>> Begin
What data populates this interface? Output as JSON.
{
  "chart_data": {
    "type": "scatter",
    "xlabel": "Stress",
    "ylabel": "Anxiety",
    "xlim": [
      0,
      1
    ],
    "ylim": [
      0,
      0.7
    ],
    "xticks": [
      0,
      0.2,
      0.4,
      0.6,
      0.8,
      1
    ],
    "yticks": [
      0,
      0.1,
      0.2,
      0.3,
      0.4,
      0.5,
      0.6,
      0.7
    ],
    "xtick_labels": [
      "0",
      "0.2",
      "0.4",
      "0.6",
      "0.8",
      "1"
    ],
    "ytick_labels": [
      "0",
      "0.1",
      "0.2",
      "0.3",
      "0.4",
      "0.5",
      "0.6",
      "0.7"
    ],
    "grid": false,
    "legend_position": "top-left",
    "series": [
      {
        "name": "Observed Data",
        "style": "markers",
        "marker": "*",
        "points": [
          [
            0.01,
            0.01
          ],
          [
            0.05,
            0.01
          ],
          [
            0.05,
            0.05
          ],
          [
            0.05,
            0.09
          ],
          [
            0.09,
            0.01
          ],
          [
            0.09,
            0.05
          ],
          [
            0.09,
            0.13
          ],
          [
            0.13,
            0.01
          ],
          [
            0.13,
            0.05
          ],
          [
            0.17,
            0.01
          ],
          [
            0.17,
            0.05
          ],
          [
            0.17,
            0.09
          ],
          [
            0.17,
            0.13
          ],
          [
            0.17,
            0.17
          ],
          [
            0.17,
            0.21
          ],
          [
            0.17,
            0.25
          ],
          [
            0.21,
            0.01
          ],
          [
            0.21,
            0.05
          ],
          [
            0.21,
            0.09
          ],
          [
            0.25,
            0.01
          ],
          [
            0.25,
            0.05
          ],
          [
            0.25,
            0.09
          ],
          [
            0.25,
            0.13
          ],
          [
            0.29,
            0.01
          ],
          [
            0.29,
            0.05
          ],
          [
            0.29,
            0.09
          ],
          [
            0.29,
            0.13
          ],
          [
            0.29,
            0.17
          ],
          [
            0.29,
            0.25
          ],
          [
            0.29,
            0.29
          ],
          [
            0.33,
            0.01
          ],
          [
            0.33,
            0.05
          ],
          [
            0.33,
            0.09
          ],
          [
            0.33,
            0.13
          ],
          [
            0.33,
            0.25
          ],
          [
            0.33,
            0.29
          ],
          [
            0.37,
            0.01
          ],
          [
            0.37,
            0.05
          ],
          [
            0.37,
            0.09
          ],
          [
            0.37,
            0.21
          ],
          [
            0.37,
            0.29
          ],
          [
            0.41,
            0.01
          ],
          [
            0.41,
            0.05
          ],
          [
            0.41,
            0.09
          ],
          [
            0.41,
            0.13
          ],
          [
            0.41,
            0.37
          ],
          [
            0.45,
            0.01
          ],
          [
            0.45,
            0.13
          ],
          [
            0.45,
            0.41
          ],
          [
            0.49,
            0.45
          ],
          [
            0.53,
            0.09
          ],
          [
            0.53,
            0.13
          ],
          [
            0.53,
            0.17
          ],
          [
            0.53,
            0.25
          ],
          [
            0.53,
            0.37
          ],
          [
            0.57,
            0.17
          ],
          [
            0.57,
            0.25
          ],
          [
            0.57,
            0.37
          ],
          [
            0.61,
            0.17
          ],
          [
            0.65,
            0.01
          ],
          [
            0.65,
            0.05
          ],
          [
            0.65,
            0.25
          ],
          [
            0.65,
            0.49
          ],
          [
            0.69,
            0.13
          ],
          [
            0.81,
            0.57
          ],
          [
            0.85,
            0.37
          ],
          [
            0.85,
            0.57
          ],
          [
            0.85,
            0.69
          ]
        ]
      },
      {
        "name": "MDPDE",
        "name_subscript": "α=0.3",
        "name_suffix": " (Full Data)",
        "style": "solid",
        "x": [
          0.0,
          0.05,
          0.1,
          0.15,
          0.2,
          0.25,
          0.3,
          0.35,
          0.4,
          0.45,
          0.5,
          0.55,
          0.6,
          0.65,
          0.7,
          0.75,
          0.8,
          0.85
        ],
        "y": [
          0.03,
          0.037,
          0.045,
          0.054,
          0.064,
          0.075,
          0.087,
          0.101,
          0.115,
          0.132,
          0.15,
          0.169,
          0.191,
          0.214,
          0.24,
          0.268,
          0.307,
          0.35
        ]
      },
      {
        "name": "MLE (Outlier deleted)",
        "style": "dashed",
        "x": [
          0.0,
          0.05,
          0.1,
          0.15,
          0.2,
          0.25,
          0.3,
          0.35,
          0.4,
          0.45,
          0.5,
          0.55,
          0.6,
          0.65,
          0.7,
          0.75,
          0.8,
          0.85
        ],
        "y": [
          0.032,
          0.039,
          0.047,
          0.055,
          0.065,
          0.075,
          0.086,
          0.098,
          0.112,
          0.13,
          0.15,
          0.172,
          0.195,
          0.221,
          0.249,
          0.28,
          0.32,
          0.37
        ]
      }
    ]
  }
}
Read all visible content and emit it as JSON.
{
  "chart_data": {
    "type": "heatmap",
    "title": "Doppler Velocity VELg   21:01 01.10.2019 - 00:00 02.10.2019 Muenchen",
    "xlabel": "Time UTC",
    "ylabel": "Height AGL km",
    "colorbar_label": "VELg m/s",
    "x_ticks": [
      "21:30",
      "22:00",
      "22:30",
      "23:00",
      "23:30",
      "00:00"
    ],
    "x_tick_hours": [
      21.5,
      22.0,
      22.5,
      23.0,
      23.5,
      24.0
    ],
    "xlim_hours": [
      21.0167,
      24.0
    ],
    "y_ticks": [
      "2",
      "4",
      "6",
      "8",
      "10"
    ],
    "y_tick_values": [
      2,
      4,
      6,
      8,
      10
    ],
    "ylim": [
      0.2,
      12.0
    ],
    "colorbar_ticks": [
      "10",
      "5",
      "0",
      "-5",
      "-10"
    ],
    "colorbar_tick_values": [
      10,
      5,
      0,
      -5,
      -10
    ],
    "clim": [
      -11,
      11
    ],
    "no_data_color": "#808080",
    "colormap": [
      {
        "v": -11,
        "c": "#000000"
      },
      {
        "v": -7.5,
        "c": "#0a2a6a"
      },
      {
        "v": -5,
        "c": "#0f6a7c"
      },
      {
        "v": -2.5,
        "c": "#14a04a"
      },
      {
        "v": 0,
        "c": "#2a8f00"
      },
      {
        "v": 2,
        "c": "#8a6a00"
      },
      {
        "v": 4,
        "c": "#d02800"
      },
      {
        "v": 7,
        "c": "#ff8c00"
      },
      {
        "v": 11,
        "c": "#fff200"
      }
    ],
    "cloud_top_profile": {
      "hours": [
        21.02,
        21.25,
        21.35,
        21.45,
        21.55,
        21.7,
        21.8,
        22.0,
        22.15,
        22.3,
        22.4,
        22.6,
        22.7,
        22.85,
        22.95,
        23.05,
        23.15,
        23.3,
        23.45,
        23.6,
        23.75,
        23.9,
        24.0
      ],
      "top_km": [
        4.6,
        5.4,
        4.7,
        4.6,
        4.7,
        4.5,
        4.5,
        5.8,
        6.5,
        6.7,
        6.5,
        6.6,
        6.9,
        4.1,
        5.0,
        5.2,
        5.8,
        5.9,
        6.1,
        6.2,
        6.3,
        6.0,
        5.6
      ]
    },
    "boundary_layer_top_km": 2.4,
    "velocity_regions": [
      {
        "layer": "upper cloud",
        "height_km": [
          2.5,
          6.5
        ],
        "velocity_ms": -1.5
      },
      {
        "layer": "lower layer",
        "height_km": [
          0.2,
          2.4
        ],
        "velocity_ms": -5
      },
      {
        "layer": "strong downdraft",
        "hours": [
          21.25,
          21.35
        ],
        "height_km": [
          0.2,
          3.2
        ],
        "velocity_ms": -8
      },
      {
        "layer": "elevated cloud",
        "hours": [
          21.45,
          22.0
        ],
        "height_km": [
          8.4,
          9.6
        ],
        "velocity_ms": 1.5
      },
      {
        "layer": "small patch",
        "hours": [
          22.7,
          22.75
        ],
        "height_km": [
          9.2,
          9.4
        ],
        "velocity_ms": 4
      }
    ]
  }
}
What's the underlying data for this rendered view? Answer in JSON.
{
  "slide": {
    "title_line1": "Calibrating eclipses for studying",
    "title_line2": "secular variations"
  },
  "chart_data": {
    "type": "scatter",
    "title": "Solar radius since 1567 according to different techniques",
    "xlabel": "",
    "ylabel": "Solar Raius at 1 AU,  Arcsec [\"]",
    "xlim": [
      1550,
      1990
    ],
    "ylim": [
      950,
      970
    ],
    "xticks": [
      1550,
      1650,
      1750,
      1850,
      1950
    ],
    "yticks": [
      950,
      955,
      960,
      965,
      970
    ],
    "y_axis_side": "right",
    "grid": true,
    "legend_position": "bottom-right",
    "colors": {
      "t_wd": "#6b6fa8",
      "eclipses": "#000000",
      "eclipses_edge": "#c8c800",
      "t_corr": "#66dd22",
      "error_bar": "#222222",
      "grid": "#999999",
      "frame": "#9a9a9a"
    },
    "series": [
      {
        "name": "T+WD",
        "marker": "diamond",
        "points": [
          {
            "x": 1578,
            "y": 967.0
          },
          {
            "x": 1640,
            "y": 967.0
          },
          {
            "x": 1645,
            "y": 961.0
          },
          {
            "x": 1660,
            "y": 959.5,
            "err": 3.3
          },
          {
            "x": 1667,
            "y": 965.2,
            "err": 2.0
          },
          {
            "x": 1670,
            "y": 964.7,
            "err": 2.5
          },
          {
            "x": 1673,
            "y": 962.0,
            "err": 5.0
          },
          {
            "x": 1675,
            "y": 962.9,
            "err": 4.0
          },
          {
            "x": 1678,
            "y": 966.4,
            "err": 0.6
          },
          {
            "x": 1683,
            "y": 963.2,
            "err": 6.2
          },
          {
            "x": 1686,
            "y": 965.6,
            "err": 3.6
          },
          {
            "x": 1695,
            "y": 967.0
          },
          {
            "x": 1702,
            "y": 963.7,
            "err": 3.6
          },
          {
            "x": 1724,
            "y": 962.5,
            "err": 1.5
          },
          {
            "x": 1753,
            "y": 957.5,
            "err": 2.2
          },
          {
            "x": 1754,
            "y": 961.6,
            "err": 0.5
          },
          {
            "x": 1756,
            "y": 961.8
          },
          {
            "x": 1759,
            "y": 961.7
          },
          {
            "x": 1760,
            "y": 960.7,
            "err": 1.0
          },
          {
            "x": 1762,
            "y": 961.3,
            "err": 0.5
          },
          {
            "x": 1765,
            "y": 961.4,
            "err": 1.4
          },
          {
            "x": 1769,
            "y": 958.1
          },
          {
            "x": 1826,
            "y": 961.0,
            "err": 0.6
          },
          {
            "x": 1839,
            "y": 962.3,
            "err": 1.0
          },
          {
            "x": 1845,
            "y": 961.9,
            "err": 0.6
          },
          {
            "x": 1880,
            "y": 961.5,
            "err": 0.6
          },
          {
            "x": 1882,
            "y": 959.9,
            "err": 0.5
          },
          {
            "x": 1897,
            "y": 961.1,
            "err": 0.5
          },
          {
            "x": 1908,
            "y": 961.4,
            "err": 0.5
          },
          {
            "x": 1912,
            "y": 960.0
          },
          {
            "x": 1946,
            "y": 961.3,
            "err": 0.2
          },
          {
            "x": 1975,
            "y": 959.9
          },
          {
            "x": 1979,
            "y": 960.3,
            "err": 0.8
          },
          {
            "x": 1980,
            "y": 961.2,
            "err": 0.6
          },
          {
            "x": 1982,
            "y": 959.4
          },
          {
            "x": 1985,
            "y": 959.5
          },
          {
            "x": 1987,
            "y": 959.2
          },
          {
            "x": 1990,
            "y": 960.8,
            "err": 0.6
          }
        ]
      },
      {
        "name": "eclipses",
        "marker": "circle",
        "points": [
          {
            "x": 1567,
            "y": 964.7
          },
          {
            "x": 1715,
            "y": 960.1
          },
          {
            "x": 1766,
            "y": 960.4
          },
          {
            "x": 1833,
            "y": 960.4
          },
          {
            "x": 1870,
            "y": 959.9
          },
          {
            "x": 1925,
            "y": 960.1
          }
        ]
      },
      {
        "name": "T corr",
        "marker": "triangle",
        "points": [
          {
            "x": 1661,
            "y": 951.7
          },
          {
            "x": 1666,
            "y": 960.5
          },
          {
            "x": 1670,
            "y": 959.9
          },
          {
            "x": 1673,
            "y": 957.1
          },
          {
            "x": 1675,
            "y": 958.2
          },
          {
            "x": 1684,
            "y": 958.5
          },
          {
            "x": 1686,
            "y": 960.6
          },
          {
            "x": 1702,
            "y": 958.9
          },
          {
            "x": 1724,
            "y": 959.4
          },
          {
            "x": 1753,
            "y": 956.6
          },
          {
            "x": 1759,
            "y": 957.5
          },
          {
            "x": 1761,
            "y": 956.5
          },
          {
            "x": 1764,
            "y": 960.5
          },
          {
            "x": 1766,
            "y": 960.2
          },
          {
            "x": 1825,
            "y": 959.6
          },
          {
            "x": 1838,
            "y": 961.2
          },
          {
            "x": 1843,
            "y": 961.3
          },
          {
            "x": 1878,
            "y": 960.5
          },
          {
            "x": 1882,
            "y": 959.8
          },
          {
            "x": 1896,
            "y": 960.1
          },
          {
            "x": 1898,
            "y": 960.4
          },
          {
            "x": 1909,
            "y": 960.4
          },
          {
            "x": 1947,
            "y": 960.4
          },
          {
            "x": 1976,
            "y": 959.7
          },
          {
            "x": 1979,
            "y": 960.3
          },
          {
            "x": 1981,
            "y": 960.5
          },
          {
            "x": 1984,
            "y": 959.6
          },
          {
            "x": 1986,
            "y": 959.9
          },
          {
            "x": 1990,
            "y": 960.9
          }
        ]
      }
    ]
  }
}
>> End
__REQUIREMENT__. Which lines hold the string "What"? List them all.

__IN RESPONSE__.
What data populates this interface? Output as JSON.
What's the underlying data for this rendered view? Answer in JSON.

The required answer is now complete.